Copy the rows from the line with "Detect and localize" to the line with "service-cell: رخصة استيراد" exactly as they appear, with nothing added or left out.
··· Records shown ···
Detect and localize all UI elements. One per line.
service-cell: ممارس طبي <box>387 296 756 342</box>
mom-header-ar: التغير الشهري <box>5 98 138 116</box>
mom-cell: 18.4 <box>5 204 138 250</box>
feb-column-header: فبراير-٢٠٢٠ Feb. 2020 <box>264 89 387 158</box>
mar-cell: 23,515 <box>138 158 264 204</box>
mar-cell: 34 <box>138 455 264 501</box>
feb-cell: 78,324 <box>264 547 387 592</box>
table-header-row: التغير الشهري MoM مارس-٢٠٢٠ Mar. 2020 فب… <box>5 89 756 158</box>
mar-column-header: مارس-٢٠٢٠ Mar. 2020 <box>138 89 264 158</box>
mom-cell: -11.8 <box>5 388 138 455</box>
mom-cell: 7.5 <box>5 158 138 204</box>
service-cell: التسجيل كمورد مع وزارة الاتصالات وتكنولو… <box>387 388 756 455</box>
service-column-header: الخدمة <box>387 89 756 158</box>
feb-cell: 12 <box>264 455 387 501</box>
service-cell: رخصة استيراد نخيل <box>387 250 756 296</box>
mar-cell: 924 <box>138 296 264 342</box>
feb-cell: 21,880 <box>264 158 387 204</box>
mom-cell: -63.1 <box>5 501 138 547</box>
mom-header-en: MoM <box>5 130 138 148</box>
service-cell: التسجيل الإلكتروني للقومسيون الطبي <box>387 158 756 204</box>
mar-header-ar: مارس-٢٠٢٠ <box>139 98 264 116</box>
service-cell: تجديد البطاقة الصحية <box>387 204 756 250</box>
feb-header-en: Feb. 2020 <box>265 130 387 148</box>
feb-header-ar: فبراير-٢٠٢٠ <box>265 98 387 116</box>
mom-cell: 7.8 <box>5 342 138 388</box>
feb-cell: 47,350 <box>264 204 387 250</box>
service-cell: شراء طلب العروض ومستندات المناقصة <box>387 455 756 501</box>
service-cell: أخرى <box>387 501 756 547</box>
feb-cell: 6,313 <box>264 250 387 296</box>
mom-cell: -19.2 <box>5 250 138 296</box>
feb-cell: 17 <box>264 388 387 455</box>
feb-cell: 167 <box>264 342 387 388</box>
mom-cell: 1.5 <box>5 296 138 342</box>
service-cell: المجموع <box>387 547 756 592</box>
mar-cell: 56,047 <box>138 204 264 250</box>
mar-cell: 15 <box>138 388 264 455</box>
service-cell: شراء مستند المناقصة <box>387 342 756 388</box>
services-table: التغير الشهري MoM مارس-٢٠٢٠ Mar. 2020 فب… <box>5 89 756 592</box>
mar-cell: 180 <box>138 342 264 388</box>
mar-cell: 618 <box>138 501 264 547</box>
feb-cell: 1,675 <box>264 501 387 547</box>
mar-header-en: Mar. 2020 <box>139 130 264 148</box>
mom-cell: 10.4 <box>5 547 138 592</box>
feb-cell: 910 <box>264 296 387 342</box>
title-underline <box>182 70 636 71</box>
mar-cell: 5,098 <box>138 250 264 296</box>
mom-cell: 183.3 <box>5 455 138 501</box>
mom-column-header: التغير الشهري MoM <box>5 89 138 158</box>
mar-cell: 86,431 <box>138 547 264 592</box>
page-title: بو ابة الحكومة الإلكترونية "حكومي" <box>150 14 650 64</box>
···
··· Records shown ···
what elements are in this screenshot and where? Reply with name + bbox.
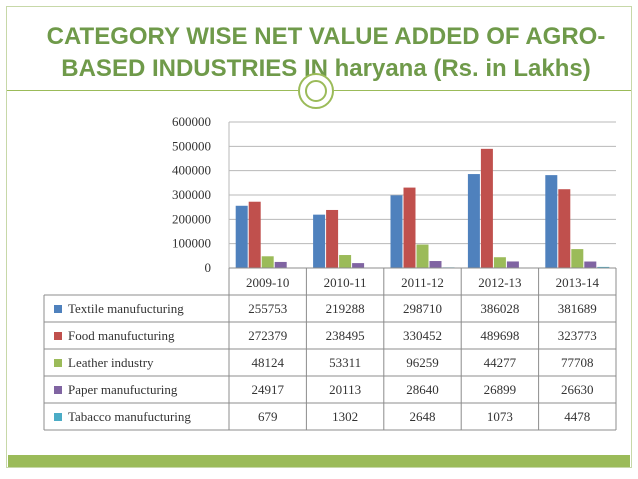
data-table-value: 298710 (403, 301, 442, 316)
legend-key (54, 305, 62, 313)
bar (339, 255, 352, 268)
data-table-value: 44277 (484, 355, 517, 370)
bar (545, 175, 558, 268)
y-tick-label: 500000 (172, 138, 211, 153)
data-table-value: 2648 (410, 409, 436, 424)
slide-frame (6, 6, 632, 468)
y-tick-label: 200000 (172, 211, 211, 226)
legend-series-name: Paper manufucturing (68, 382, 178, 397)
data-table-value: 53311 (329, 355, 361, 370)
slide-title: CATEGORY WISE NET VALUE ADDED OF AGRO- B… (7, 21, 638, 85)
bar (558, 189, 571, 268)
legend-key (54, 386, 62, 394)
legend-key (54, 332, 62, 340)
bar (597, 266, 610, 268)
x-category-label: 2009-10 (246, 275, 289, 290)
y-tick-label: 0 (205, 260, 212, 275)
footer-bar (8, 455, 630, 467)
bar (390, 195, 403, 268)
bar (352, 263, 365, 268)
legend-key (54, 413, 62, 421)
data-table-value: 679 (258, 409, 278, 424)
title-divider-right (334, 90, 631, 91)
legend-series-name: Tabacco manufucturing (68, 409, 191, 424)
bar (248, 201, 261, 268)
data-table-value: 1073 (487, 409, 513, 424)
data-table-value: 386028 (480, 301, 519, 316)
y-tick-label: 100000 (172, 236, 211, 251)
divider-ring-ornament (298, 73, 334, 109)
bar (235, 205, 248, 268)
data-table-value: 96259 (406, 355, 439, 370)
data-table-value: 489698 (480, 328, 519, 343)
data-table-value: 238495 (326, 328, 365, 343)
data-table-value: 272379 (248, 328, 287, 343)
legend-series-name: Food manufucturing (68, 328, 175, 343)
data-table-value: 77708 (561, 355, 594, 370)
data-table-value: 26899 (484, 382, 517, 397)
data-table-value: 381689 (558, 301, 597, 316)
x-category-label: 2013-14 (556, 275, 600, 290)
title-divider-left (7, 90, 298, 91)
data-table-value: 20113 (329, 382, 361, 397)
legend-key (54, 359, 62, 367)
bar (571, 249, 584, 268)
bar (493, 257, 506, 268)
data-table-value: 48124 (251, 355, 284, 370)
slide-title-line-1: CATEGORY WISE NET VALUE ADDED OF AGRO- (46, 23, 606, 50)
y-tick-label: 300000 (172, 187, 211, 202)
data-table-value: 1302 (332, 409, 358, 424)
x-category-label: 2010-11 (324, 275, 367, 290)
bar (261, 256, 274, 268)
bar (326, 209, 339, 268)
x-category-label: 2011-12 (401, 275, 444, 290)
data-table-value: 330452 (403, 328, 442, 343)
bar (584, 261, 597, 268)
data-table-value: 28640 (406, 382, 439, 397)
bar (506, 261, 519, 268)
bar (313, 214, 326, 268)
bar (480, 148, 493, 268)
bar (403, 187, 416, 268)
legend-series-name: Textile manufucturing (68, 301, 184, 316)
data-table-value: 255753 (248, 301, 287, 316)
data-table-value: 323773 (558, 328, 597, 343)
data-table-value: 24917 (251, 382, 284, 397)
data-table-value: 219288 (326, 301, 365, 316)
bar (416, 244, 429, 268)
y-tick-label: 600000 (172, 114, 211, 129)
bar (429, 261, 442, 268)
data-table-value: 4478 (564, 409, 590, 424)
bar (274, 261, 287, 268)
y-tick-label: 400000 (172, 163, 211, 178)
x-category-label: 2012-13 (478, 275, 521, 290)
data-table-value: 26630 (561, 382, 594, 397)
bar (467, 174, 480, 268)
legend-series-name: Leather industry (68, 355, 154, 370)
···
● Output for this exercise:
Detect and localize all UI elements. One per line.
service-cell: ممارس طبي <box>387 296 756 342</box>
mom-header-ar: التغير الشهري <box>5 98 138 116</box>
mom-cell: 18.4 <box>5 204 138 250</box>
feb-column-header: فبراير-٢٠٢٠ Feb. 2020 <box>264 89 387 158</box>
mar-cell: 23,515 <box>138 158 264 204</box>
mar-cell: 34 <box>138 455 264 501</box>
feb-cell: 78,324 <box>264 547 387 592</box>
table-header-row: التغير الشهري MoM مارس-٢٠٢٠ Mar. 2020 فب… <box>5 89 756 158</box>
mar-column-header: مارس-٢٠٢٠ Mar. 2020 <box>138 89 264 158</box>
mom-cell: -11.8 <box>5 388 138 455</box>
mom-cell: 7.5 <box>5 158 138 204</box>
service-cell: التسجيل كمورد مع وزارة الاتصالات وتكنولو… <box>387 388 756 455</box>
service-column-header: الخدمة <box>387 89 756 158</box>
feb-cell: 12 <box>264 455 387 501</box>
service-cell: رخصة استيراد نخيل <box>387 250 756 296</box>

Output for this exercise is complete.